- Materials provided
⁂
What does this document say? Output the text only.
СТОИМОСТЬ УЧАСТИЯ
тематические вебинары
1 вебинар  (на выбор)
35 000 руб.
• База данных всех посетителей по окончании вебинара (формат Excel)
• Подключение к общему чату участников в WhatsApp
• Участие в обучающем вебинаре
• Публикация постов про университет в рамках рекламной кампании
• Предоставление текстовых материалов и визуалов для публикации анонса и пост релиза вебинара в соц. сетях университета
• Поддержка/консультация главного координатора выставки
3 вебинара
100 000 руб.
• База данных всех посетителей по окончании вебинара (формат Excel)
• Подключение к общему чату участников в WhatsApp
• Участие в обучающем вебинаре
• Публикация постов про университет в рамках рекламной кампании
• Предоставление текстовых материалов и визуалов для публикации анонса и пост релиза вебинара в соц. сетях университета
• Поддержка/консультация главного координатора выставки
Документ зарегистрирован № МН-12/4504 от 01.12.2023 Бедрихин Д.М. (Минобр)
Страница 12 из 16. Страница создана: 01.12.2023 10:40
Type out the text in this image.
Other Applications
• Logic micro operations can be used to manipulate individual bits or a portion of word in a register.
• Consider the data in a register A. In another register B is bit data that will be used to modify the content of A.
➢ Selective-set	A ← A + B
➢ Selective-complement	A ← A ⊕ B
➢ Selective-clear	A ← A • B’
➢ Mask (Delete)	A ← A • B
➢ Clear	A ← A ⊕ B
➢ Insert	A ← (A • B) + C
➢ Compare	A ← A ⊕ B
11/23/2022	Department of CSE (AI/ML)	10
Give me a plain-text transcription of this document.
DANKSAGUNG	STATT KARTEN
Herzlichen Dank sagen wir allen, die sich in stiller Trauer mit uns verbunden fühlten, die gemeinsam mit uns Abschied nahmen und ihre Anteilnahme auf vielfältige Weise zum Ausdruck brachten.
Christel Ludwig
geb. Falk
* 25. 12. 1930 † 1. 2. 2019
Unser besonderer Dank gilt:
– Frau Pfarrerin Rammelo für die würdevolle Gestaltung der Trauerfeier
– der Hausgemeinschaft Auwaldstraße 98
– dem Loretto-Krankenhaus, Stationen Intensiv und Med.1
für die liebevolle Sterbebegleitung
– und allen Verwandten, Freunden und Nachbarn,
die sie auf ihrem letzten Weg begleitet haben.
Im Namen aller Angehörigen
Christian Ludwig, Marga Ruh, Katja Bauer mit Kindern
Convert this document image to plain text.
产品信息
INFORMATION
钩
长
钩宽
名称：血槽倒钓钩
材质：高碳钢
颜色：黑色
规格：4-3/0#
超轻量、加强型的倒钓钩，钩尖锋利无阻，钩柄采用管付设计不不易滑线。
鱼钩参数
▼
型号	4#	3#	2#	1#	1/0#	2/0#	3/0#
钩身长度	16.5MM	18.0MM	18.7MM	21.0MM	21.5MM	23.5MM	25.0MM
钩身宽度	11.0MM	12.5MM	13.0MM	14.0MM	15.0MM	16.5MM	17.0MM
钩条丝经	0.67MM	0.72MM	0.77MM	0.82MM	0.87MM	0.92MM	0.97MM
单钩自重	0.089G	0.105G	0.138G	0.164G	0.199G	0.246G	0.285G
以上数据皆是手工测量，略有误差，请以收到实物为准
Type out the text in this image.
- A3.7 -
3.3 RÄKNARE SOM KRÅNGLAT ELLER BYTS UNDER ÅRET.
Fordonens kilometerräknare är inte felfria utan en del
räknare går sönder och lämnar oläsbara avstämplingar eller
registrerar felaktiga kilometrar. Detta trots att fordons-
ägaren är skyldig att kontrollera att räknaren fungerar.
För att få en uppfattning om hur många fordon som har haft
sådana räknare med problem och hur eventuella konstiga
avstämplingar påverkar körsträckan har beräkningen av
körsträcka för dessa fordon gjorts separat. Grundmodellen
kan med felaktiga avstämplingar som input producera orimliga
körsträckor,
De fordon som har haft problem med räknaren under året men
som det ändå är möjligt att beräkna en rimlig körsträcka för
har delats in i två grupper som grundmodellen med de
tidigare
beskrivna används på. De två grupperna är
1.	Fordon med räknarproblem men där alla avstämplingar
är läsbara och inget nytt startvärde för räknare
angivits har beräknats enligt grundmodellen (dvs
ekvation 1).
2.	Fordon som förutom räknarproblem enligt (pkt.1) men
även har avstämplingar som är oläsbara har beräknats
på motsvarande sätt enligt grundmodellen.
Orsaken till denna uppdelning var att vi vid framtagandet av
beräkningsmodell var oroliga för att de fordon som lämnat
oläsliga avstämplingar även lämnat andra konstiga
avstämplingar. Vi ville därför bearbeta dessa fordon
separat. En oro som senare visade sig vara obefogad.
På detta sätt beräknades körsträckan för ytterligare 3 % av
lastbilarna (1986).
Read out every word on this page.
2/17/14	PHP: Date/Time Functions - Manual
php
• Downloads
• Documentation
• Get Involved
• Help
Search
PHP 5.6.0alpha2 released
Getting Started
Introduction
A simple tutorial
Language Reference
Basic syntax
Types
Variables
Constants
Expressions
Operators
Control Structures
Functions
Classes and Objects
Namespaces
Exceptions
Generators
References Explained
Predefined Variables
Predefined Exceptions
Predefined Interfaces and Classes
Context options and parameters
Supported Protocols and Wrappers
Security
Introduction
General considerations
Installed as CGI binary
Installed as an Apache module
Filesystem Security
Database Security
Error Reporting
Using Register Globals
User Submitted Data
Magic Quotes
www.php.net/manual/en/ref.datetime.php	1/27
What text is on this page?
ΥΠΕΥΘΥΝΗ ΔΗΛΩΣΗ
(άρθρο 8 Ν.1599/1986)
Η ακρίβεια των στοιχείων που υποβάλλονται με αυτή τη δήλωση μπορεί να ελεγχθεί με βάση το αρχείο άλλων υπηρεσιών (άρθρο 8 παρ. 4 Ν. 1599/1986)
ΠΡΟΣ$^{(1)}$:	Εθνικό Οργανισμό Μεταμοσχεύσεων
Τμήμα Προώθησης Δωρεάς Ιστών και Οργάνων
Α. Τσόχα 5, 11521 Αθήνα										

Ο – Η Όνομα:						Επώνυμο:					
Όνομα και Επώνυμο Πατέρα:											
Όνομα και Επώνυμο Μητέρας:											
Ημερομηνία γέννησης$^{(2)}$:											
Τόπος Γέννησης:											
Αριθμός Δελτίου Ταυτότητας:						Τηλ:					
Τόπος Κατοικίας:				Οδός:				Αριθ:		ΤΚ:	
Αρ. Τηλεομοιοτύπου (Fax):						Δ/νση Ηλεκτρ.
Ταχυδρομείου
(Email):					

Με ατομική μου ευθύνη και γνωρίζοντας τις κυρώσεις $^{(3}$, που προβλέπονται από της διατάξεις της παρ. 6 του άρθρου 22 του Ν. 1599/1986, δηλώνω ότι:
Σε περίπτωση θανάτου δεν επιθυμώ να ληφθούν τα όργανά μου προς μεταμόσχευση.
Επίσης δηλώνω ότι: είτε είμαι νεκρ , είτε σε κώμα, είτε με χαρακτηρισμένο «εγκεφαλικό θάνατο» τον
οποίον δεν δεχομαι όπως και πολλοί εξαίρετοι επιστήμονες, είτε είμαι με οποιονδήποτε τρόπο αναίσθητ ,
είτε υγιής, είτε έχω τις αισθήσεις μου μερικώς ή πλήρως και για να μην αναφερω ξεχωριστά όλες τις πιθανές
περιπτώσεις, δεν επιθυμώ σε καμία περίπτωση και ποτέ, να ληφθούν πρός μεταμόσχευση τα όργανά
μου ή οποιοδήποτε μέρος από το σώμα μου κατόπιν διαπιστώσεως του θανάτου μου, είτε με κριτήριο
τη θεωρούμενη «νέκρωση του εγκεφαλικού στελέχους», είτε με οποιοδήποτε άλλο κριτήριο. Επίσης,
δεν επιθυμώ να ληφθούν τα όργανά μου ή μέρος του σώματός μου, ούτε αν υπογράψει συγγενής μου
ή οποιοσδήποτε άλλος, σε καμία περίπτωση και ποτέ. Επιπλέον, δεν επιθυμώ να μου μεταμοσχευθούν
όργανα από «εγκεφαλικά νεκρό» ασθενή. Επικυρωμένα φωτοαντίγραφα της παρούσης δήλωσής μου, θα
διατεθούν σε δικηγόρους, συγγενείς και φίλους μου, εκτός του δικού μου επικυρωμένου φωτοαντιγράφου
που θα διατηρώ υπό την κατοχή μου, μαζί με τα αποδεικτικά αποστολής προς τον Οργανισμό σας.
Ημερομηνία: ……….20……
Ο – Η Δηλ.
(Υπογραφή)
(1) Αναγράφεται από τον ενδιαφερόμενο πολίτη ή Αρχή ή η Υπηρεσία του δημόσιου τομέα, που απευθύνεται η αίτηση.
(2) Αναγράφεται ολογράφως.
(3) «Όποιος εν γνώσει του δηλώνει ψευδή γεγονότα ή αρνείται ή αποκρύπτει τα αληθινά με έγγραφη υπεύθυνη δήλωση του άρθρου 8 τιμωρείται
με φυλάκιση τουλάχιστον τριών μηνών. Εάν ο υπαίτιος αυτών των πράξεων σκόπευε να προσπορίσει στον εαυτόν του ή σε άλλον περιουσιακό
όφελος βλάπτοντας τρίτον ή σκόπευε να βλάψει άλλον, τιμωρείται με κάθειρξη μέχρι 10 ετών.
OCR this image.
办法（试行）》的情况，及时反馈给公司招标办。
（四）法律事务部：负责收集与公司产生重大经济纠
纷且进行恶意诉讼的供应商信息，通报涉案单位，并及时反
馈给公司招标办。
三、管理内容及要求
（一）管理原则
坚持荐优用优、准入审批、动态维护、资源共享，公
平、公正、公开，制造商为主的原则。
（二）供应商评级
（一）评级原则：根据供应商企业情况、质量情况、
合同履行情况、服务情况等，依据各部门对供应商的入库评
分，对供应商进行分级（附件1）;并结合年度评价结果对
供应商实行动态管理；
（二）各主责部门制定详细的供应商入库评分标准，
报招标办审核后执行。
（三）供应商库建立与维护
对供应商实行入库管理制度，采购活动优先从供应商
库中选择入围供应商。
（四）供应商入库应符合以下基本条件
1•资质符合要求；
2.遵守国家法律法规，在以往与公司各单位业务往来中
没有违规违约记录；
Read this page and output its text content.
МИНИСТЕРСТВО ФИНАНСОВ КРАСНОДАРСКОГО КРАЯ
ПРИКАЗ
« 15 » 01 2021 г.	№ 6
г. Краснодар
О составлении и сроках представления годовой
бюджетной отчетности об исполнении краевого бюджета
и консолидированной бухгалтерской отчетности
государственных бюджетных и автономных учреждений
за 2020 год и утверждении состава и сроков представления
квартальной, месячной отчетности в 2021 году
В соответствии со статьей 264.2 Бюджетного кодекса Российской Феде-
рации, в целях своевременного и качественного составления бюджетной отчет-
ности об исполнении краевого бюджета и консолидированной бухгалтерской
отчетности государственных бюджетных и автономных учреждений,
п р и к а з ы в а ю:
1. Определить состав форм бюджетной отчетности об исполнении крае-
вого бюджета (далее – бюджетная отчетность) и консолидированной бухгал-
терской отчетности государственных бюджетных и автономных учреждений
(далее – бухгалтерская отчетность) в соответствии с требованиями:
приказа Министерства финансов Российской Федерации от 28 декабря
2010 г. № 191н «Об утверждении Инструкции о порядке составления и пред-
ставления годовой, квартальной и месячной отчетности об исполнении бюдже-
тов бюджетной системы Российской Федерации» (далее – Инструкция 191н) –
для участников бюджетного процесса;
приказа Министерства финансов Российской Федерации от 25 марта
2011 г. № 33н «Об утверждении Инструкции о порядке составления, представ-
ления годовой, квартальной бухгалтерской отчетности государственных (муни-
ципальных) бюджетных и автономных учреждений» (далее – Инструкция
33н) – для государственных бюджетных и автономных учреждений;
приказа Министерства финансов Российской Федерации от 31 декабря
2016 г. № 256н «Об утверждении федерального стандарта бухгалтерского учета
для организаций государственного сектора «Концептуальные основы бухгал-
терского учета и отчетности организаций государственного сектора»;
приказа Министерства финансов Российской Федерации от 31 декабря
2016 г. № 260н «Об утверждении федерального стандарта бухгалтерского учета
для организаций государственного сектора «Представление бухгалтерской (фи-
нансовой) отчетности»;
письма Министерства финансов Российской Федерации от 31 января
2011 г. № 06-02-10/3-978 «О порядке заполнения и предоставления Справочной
⁂
- Prompt
Look through the lines above and collect those with the word "enligt".

- Response to the task
angivits har beräknats enligt grundmodellen (dvs
2.	Fordon som förutom räknarproblem enligt (pkt.1) men
på motsvarande sätt enligt grundmodellen.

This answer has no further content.